◆ **Exercise objective**
Return an exact copy of the lines from the one holding "Output a JSON" to the end of the data, including both the starting and final lines. Leave the pictures out.

◆ **Listing**

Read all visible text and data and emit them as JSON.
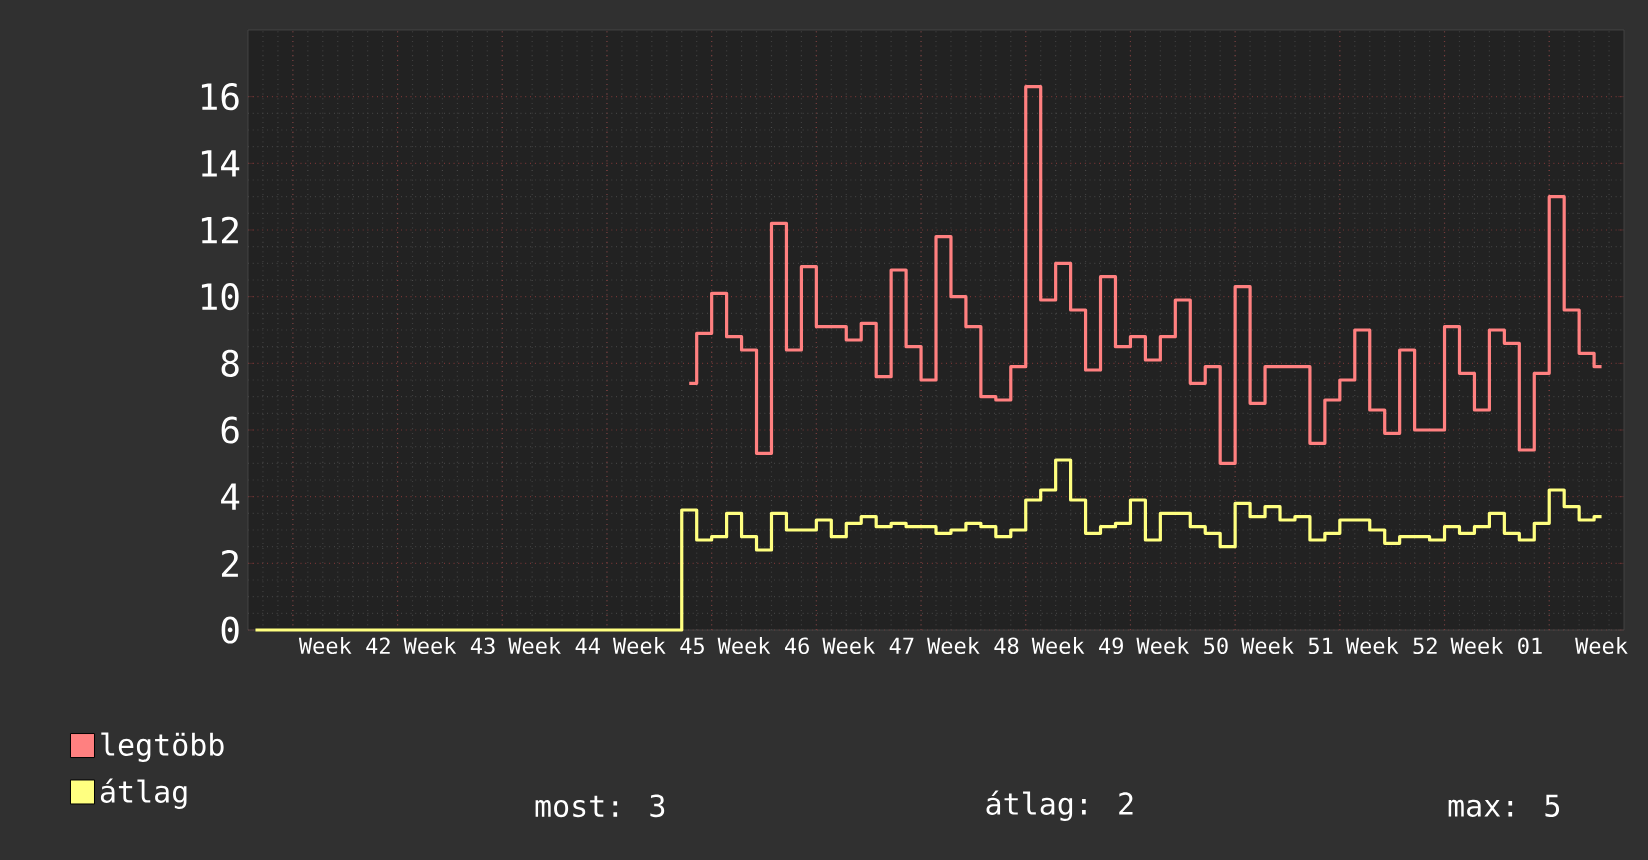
{
  "chart_data": {
    "type": "step",
    "categories": [
      null,
      null,
      null,
      null,
      null,
      null,
      "Week 42",
      null,
      null,
      null,
      null,
      null,
      null,
      "Week 43",
      null,
      null,
      null,
      null,
      null,
      null,
      "Week 44",
      null,
      null,
      null,
      null,
      null,
      null,
      "Week 45",
      null,
      null,
      null,
      null,
      null,
      null,
      "Week 46",
      null,
      null,
      null,
      null,
      null,
      null,
      "Week 47",
      null,
      null,
      null,
      null,
      null,
      null,
      "Week 48",
      null,
      null,
      null,
      null,
      null,
      null,
      "Week 49",
      null,
      null,
      null,
      null,
      null,
      null,
      "Week 50",
      null,
      null,
      null,
      null,
      null,
      null,
      "Week 51",
      null,
      null,
      null,
      null,
      null,
      null,
      "Week 52",
      null,
      null,
      null,
      null,
      null,
      null,
      "Week 01",
      null,
      null,
      null,
      null,
      null,
      null,
      "Week",
      null
    ],
    "series": [
      {
        "name": "legtöbb",
        "color": "#ff8080",
        "values": [
          null,
          null,
          null,
          null,
          null,
          null,
          null,
          null,
          null,
          null,
          null,
          null,
          null,
          null,
          null,
          null,
          null,
          null,
          null,
          null,
          null,
          null,
          null,
          null,
          null,
          null,
          null,
          null,
          null,
          7.4,
          8.9,
          10.1,
          8.8,
          8.4,
          5.3,
          12.2,
          8.4,
          10.9,
          9.1,
          9.1,
          8.7,
          9.2,
          7.6,
          10.8,
          8.5,
          7.5,
          11.8,
          10.0,
          9.1,
          7.0,
          6.9,
          7.9,
          16.3,
          9.9,
          11.0,
          9.6,
          7.8,
          10.6,
          8.5,
          8.8,
          8.1,
          8.8,
          9.9,
          7.4,
          7.9,
          5.0,
          10.3,
          6.8,
          7.9,
          7.9,
          7.9,
          5.6,
          6.9,
          7.5,
          9.0,
          6.6,
          5.9,
          8.4,
          6.0,
          6.0,
          9.1,
          7.7,
          6.6,
          9.0,
          8.6,
          5.4,
          7.7,
          13.0,
          9.6,
          8.3,
          7.9,
          null
        ]
      },
      {
        "name": "átlag",
        "color": "#ffff80",
        "values": [
          0,
          0,
          0,
          0,
          0,
          0,
          0,
          0,
          0,
          0,
          0,
          0,
          0,
          0,
          0,
          0,
          0,
          0,
          0,
          0,
          0,
          0,
          0,
          0,
          0,
          0,
          0,
          0,
          0,
          3.6,
          2.7,
          2.8,
          3.5,
          2.8,
          2.4,
          3.5,
          3.0,
          3.0,
          3.3,
          2.8,
          3.2,
          3.4,
          3.1,
          3.2,
          3.1,
          3.1,
          2.9,
          3.0,
          3.2,
          3.1,
          2.8,
          3.0,
          3.9,
          4.2,
          5.1,
          3.9,
          2.9,
          3.1,
          3.2,
          3.9,
          2.7,
          3.5,
          3.5,
          3.1,
          2.9,
          2.5,
          3.8,
          3.4,
          3.7,
          3.3,
          3.4,
          2.7,
          2.9,
          3.3,
          3.3,
          3.0,
          2.6,
          2.8,
          2.8,
          2.7,
          3.1,
          2.9,
          3.1,
          3.5,
          2.9,
          2.7,
          3.2,
          4.2,
          3.7,
          3.3,
          3.4,
          null
        ]
      }
    ],
    "ylim": [
      0,
      18
    ],
    "yticks": [
      0,
      2,
      4,
      6,
      8,
      10,
      12,
      14,
      16
    ],
    "grid": true,
    "legend": "bottom",
    "annotations": [
      "most: 3",
      "átlag: 2",
      "max: 5"
    ]
  }
}
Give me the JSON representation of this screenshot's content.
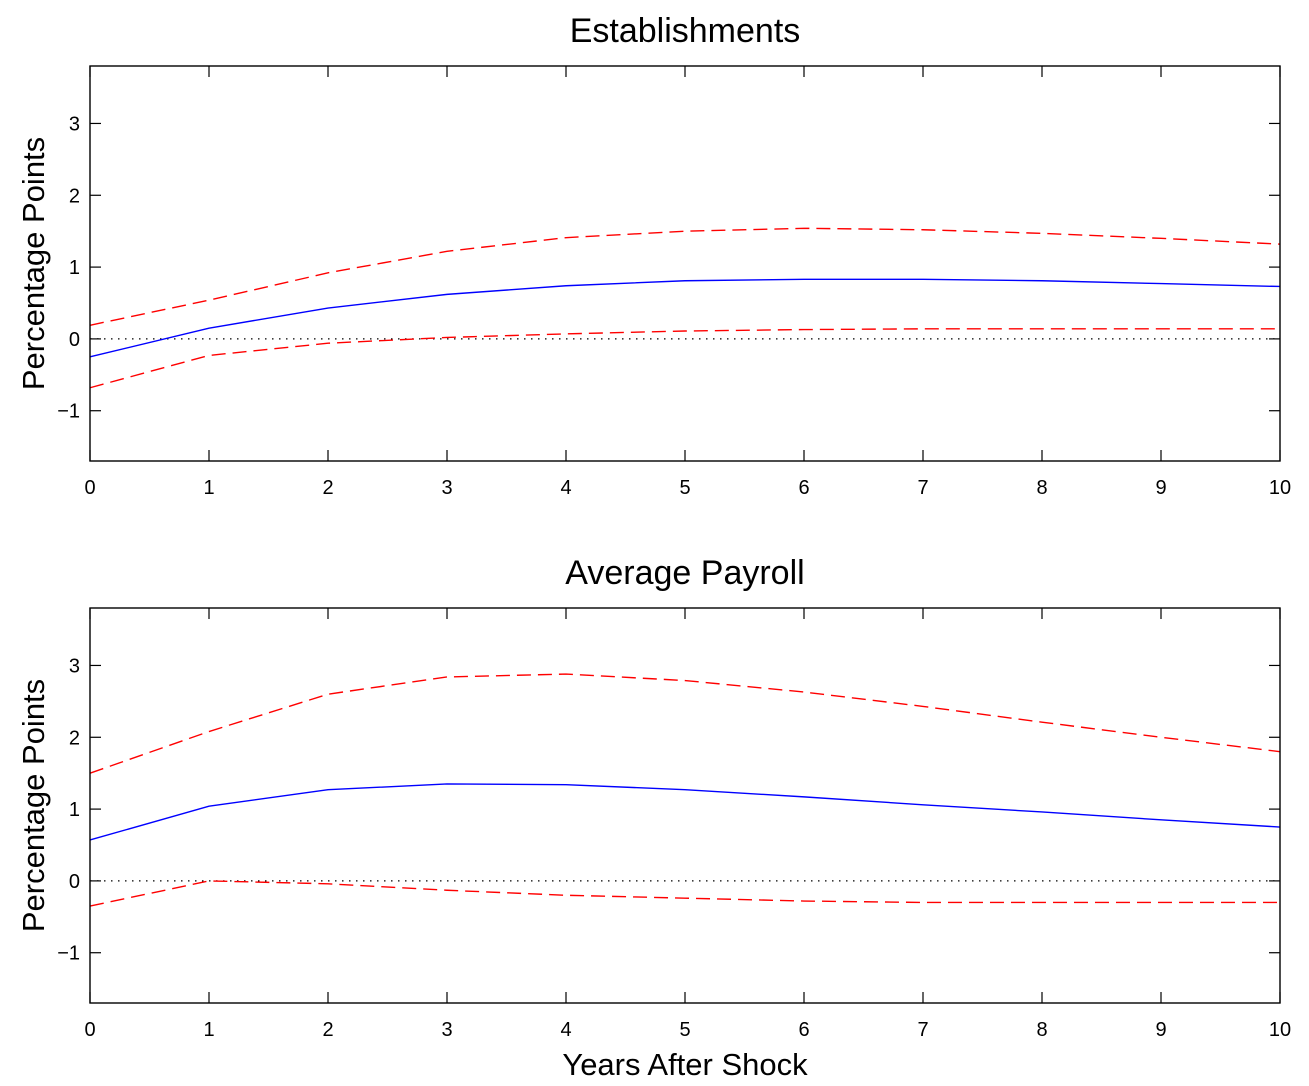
{
  "chart_data": [
    {
      "type": "line",
      "title": "Establishments",
      "xlabel": "",
      "ylabel": "Percentage Points",
      "xlim": [
        0,
        10
      ],
      "ylim": [
        -1.7,
        3.8
      ],
      "xticks": [
        0,
        1,
        2,
        3,
        4,
        5,
        6,
        7,
        8,
        9,
        10
      ],
      "yticks": [
        -1,
        0,
        1,
        2,
        3
      ],
      "x": [
        0,
        1,
        2,
        3,
        4,
        5,
        6,
        7,
        8,
        9,
        10
      ],
      "grid": false,
      "zero_line": true,
      "series": [
        {
          "role": "estimate",
          "style": "solid",
          "color": "#0000ff",
          "values": [
            -0.25,
            0.15,
            0.43,
            0.62,
            0.74,
            0.81,
            0.83,
            0.83,
            0.81,
            0.77,
            0.73
          ]
        },
        {
          "role": "upper-band",
          "style": "dashed",
          "color": "#ff0000",
          "values": [
            0.19,
            0.54,
            0.92,
            1.22,
            1.41,
            1.5,
            1.54,
            1.52,
            1.47,
            1.4,
            1.32
          ]
        },
        {
          "role": "lower-band",
          "style": "dashed",
          "color": "#ff0000",
          "values": [
            -0.68,
            -0.23,
            -0.06,
            0.02,
            0.07,
            0.11,
            0.13,
            0.14,
            0.14,
            0.14,
            0.14
          ]
        }
      ]
    },
    {
      "type": "line",
      "title": "Average Payroll",
      "xlabel": "Years After Shock",
      "ylabel": "Percentage Points",
      "xlim": [
        0,
        10
      ],
      "ylim": [
        -1.7,
        3.8
      ],
      "xticks": [
        0,
        1,
        2,
        3,
        4,
        5,
        6,
        7,
        8,
        9,
        10
      ],
      "yticks": [
        -1,
        0,
        1,
        2,
        3
      ],
      "x": [
        0,
        1,
        2,
        3,
        4,
        5,
        6,
        7,
        8,
        9,
        10
      ],
      "grid": false,
      "zero_line": true,
      "series": [
        {
          "role": "estimate",
          "style": "solid",
          "color": "#0000ff",
          "values": [
            0.57,
            1.04,
            1.27,
            1.35,
            1.34,
            1.27,
            1.17,
            1.06,
            0.96,
            0.85,
            0.75
          ]
        },
        {
          "role": "upper-band",
          "style": "dashed",
          "color": "#ff0000",
          "values": [
            1.5,
            2.08,
            2.6,
            2.84,
            2.88,
            2.79,
            2.63,
            2.43,
            2.21,
            2.0,
            1.8
          ]
        },
        {
          "role": "lower-band",
          "style": "dashed",
          "color": "#ff0000",
          "values": [
            -0.35,
            0.0,
            -0.04,
            -0.13,
            -0.2,
            -0.24,
            -0.28,
            -0.3,
            -0.3,
            -0.3,
            -0.3
          ]
        }
      ]
    }
  ]
}
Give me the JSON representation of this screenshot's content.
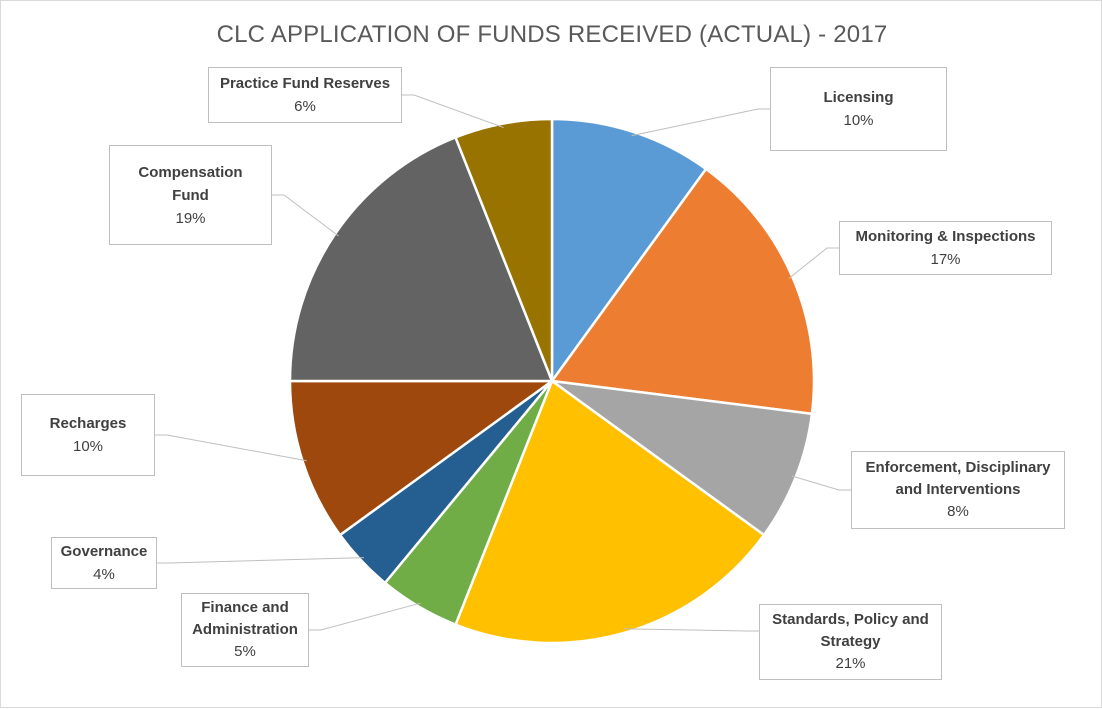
{
  "chart_data": {
    "type": "pie",
    "title": "CLC APPLICATION OF FUNDS RECEIVED (ACTUAL) - 2017",
    "slices": [
      {
        "label": "Licensing",
        "value": 10,
        "value_label": "10%",
        "color": "#5b9bd5"
      },
      {
        "label": "Monitoring & Inspections",
        "value": 17,
        "value_label": "17%",
        "color": "#ed7d31"
      },
      {
        "label": "Enforcement, Disciplinary and Interventions",
        "value": 8,
        "value_label": "8%",
        "color": "#a5a5a5"
      },
      {
        "label": "Standards, Policy and Strategy",
        "value": 21,
        "value_label": "21%",
        "color": "#ffc000"
      },
      {
        "label": "Finance and Administration",
        "value": 5,
        "value_label": "5%",
        "color": "#70ad47"
      },
      {
        "label": "Governance",
        "value": 4,
        "value_label": "4%",
        "color": "#255e91"
      },
      {
        "label": "Recharges",
        "value": 10,
        "value_label": "10%",
        "color": "#9e480e"
      },
      {
        "label": "Compensation Fund",
        "value": 19,
        "value_label": "19%",
        "color": "#636363"
      },
      {
        "label": "Practice Fund Reserves",
        "value": 6,
        "value_label": "6%",
        "color": "#997300"
      }
    ]
  }
}
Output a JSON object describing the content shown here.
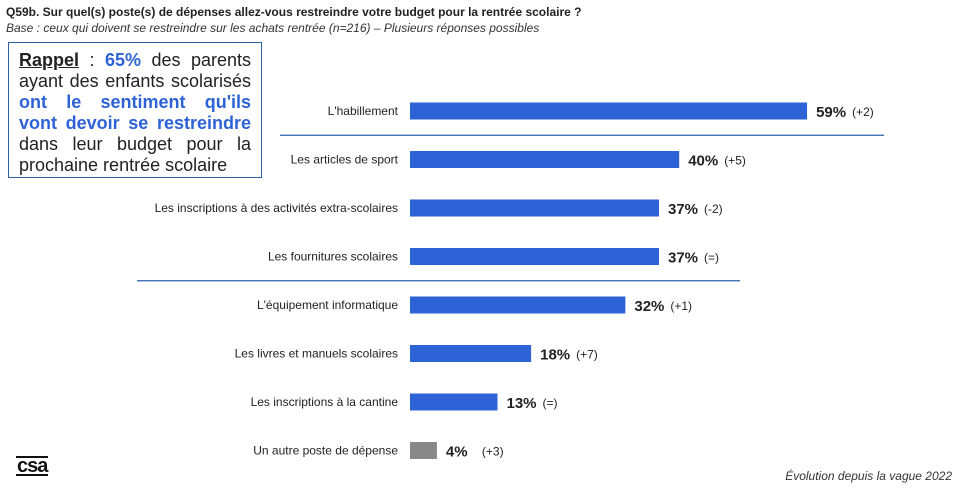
{
  "header": {
    "title": "Q59b. Sur quel(s) poste(s) de dépenses allez-vous restreindre votre budget pour la rentrée scolaire ?",
    "subtitle": "Base : ceux qui doivent se restreindre sur les achats rentrée (n=216) – Plusieurs réponses possibles"
  },
  "callout": {
    "keyword": "Rappel",
    "sep": " : ",
    "pct": "65%",
    "text1": " des parents ayant des enfants scolarisés ",
    "highlight": "ont le sentiment qu'ils vont devoir se restreindre",
    "text2": " dans leur budget pour la prochaine rentrée scolaire"
  },
  "footer": {
    "logo": "csa",
    "note": "Évolution depuis la vague 2022"
  },
  "colors": {
    "bar": "#2d63d6",
    "bar_other": "#888888",
    "separator": "#2e5fa7"
  },
  "chart_data": {
    "type": "bar",
    "orientation": "horizontal",
    "categories": [
      "L'habillement",
      "Les articles de sport",
      "Les inscriptions à des activités extra-scolaires",
      "Les fournitures scolaires",
      "L'équipement informatique",
      "Les livres et manuels scolaires",
      "Les inscriptions à la cantine",
      "Un autre poste de dépense"
    ],
    "values": [
      59,
      40,
      37,
      37,
      32,
      18,
      13,
      4
    ],
    "value_labels": [
      "59%",
      "40%",
      "37%",
      "37%",
      "32%",
      "18%",
      "13%",
      "4%"
    ],
    "changes": [
      "(+2)",
      "(+5)",
      "(-2)",
      "(=)",
      "(+1)",
      "(+7)",
      "(=)",
      "(+3)"
    ],
    "bar_colors": [
      "#2d63d6",
      "#2d63d6",
      "#2d63d6",
      "#2d63d6",
      "#2d63d6",
      "#2d63d6",
      "#2d63d6",
      "#888888"
    ],
    "separators_after": [
      0,
      3
    ],
    "xlim": [
      0,
      100
    ],
    "grid": false,
    "legend": "none"
  }
}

◆ **Problem solution**
Output a JSON object describing the content shown here.
{
  "header": {
    "title": "Q59b. Sur quel(s) poste(s) de dépenses allez-vous restreindre votre budget pour la rentrée scolaire ?",
    "subtitle": "Base : ceux qui doivent se restreindre sur les achats rentrée (n=216) – Plusieurs réponses possibles"
  },
  "callout": {
    "keyword": "Rappel",
    "sep": " : ",
    "pct": "65%",
    "text1": " des parents ayant des enfants scolarisés ",
    "highlight": "ont le sentiment qu'ils vont devoir se restreindre",
    "text2": " dans leur budget pour la prochaine rentrée scolaire"
  },
  "footer": {
    "logo": "csa",
    "note": "Évolution depuis la vague 2022"
  },
  "colors": {
    "bar": "#2d63d6",
    "bar_other": "#888888",
    "separator": "#2e5fa7"
  },
  "chart_data": {
    "type": "bar",
    "orientation": "horizontal",
    "categories": [
      "L'habillement",
      "Les articles de sport",
      "Les inscriptions à des activités extra-scolaires",
      "Les fournitures scolaires",
      "L'équipement informatique",
      "Les livres et manuels scolaires",
      "Les inscriptions à la cantine",
      "Un autre poste de dépense"
    ],
    "values": [
      59,
      40,
      37,
      37,
      32,
      18,
      13,
      4
    ],
    "value_labels": [
      "59%",
      "40%",
      "37%",
      "37%",
      "32%",
      "18%",
      "13%",
      "4%"
    ],
    "changes": [
      "(+2)",
      "(+5)",
      "(-2)",
      "(=)",
      "(+1)",
      "(+7)",
      "(=)",
      "(+3)"
    ],
    "bar_colors": [
      "#2d63d6",
      "#2d63d6",
      "#2d63d6",
      "#2d63d6",
      "#2d63d6",
      "#2d63d6",
      "#2d63d6",
      "#888888"
    ],
    "separators_after": [
      0,
      3
    ],
    "xlim": [
      0,
      100
    ],
    "grid": false,
    "legend": "none"
  }
}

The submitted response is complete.